Aim of the exercise:
Pick out each line with the word "PROPANEDIOL" from the material that follows.

+--

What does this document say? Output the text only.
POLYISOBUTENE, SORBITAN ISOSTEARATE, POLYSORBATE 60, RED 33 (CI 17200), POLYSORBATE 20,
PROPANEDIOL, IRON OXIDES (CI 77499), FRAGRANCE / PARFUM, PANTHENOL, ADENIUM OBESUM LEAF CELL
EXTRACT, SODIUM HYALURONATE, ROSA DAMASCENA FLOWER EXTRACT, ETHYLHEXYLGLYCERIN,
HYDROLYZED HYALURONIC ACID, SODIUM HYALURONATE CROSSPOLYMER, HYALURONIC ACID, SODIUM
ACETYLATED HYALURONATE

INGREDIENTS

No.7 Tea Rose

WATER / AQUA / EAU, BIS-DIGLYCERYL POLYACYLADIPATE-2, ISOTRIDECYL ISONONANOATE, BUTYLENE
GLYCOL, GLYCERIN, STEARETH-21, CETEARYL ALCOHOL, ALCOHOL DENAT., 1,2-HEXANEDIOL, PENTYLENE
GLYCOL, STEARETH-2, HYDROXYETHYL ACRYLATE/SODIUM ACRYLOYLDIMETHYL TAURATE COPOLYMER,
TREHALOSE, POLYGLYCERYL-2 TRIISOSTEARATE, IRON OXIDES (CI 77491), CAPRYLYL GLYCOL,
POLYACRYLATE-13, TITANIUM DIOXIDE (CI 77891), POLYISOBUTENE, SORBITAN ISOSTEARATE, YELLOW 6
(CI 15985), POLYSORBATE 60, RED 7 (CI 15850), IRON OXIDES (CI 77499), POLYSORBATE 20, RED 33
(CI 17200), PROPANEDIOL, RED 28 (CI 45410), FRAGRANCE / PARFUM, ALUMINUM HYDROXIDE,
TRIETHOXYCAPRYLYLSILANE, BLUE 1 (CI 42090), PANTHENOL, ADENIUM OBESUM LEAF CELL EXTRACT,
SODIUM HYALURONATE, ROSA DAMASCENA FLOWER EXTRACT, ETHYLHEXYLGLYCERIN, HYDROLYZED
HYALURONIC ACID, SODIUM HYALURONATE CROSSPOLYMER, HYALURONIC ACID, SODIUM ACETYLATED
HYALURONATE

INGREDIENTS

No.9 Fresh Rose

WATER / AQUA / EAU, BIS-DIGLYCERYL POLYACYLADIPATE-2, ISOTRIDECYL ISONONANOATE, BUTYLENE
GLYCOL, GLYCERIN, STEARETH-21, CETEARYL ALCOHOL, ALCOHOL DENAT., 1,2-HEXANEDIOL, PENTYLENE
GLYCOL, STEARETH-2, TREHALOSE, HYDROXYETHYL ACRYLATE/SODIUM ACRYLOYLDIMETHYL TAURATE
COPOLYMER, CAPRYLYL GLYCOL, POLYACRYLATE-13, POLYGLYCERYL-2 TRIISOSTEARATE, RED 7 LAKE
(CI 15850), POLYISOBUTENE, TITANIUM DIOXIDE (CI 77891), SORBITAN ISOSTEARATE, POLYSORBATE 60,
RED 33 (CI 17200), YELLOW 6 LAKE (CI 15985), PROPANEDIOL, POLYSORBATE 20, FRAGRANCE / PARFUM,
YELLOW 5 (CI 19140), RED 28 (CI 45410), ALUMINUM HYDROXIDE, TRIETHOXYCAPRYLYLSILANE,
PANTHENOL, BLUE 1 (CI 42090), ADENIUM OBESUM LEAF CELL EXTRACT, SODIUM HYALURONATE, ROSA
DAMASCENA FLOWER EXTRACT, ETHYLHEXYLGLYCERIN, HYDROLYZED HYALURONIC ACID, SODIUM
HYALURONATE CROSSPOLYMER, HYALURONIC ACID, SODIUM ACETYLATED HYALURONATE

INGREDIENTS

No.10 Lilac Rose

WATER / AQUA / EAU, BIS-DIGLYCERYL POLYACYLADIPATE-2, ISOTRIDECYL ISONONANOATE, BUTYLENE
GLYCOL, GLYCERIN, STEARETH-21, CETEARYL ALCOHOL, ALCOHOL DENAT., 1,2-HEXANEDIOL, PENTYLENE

+--

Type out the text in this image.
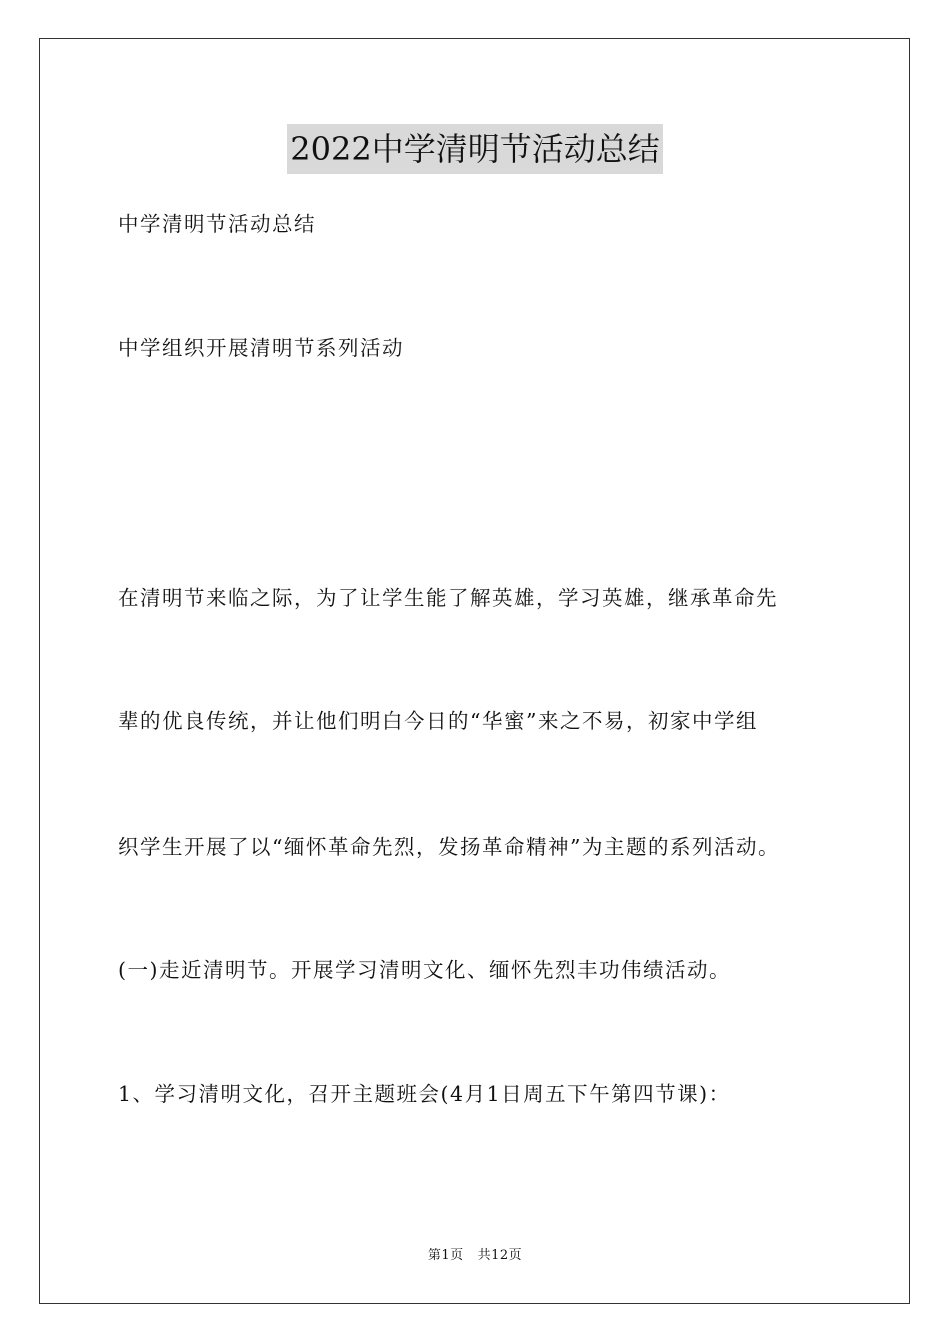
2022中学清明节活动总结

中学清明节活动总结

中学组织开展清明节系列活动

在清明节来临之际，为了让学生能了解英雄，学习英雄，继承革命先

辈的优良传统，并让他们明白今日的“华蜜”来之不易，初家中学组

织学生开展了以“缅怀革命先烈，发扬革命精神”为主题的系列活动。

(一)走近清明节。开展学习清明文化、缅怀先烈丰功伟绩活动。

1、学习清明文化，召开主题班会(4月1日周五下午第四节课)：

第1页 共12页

+--

Right answer:
PROPANEDIOL, IRON OXIDES (CI 77499), FRAGRANCE / PARFUM, PANTHENOL, ADENIUM OBESUM LEAF CELL
(CI 17200), PROPANEDIOL, RED 28 (CI 45410), FRAGRANCE / PARFUM, ALUMINUM HYDROXIDE,
RED 33 (CI 17200), YELLOW 6 LAKE (CI 15985), PROPANEDIOL, POLYSORBATE 20, FRAGRANCE / PARFUM,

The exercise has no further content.